In the data that follows, count the lines in which the word "Valladolid" occurs, and report that figure alone.

Stored data:
────────

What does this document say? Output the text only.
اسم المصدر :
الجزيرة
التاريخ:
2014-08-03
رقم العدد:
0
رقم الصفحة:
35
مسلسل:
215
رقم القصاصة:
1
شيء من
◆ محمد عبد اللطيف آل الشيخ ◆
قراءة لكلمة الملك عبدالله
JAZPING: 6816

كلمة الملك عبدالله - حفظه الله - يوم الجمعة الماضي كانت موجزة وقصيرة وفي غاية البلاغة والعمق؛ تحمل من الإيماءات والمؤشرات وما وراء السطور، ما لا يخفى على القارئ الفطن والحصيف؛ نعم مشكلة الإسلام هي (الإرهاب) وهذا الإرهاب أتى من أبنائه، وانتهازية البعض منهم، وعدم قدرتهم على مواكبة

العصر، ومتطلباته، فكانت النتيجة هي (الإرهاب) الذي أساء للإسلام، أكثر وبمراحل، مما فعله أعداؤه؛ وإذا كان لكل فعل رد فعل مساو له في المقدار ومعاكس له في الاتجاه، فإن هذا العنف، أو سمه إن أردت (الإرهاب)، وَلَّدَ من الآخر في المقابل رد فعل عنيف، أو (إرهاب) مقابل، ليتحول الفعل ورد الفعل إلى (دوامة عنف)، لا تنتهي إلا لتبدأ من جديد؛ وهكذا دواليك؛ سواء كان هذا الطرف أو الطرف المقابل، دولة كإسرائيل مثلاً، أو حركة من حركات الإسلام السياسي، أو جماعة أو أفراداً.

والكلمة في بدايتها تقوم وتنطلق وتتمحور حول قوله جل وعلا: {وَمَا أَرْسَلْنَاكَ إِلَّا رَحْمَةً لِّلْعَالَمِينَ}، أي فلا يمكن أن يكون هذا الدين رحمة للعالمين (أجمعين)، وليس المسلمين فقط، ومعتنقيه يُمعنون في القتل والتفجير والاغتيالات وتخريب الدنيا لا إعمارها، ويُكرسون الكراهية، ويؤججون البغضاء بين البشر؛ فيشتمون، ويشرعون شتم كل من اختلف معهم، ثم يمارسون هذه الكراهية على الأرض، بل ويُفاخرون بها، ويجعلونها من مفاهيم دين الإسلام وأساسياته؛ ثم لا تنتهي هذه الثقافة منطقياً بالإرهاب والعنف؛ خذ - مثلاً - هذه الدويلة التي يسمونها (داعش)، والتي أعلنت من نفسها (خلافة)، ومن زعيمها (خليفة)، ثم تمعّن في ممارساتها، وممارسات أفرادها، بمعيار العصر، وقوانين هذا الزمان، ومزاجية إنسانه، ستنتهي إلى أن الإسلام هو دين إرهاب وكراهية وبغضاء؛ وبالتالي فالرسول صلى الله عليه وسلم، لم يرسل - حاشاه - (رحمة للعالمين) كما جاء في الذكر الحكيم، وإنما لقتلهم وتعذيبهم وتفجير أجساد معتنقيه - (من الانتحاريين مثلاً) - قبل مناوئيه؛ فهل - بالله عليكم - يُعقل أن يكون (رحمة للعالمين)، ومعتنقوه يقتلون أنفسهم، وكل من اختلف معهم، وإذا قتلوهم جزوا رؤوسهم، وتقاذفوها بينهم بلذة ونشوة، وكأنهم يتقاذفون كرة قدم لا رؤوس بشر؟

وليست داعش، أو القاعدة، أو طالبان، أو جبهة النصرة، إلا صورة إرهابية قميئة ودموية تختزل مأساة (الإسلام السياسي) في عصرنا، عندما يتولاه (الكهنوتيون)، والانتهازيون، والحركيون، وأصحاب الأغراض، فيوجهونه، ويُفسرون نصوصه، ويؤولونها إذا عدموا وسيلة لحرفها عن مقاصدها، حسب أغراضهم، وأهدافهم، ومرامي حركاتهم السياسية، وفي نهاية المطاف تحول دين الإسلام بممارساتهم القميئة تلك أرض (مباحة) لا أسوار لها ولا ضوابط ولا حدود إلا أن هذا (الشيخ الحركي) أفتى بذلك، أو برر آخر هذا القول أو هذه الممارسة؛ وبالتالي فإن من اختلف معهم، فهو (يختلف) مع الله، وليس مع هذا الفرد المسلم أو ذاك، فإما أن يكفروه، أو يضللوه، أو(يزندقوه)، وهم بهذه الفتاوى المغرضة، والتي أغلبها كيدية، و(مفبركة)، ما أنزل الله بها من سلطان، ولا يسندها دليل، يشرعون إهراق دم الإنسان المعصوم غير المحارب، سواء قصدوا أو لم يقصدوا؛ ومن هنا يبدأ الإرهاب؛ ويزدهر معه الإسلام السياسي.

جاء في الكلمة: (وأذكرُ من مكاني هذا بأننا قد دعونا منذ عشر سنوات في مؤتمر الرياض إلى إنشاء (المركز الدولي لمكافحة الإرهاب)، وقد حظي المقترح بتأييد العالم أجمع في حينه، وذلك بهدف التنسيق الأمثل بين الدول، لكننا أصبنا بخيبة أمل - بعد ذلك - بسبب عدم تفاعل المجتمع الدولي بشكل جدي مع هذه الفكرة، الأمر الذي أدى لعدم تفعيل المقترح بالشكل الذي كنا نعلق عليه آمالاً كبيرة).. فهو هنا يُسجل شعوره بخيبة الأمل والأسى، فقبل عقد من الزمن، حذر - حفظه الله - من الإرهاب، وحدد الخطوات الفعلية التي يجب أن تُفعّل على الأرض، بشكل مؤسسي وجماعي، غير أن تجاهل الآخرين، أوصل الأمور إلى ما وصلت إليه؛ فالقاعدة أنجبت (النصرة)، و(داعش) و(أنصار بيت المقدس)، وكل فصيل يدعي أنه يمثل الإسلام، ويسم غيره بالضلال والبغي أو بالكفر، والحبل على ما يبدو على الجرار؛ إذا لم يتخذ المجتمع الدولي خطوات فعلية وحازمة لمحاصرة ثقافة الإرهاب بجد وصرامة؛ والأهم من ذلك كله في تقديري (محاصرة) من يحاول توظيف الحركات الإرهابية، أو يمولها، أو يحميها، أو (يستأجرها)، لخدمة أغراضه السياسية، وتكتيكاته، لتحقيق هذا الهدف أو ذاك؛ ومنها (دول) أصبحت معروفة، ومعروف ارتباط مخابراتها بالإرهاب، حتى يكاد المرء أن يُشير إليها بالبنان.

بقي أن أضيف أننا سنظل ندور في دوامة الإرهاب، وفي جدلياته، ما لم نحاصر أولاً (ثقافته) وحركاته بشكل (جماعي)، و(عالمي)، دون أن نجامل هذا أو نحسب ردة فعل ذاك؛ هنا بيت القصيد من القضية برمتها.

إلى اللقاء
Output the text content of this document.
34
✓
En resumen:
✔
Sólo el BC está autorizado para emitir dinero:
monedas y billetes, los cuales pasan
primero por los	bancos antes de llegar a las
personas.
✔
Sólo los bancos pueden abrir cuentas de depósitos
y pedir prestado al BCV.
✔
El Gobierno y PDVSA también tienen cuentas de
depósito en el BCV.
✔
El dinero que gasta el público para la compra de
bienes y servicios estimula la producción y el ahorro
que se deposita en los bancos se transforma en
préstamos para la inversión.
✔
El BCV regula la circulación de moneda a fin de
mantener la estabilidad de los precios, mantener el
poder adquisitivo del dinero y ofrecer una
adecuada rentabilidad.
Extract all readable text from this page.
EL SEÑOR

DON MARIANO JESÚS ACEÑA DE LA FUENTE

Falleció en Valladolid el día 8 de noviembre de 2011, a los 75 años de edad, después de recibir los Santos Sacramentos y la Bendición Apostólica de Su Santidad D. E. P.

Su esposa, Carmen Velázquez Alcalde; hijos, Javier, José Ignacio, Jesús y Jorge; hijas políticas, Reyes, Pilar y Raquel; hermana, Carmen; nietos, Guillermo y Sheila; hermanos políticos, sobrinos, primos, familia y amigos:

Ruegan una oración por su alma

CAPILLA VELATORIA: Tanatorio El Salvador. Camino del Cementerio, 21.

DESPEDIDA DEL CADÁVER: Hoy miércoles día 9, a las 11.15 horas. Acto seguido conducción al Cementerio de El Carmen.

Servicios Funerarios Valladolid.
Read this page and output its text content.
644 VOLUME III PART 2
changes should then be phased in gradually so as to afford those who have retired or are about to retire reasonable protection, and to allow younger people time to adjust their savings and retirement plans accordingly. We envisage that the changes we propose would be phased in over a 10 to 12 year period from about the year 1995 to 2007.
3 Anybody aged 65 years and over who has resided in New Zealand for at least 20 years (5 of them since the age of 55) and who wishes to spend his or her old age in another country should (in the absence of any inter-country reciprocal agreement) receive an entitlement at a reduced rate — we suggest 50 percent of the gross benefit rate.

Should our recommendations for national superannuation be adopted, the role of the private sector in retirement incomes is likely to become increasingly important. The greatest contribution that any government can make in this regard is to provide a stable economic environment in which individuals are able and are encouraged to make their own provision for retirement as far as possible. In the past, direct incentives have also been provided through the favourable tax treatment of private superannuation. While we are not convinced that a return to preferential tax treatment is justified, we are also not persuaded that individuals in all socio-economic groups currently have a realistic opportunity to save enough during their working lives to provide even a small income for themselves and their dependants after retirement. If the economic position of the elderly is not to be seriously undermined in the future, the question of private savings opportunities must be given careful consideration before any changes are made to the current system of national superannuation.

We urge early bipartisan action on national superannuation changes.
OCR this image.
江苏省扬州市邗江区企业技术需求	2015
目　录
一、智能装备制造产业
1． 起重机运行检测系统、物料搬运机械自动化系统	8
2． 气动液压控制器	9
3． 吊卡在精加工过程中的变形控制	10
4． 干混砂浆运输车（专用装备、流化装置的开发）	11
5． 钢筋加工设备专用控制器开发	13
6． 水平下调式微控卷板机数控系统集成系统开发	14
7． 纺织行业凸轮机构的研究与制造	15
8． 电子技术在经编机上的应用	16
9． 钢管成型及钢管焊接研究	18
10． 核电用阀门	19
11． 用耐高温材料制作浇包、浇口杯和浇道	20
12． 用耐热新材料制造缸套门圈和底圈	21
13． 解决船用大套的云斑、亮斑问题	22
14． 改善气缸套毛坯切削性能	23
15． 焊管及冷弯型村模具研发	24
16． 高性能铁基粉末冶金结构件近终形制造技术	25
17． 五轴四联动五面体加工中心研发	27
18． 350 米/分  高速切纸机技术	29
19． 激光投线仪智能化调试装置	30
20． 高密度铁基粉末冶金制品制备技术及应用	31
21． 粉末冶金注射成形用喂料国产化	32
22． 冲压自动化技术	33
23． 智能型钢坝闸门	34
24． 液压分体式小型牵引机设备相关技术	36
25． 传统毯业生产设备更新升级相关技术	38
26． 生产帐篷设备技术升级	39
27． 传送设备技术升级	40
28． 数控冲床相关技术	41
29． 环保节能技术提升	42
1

────────

> Worked answer
2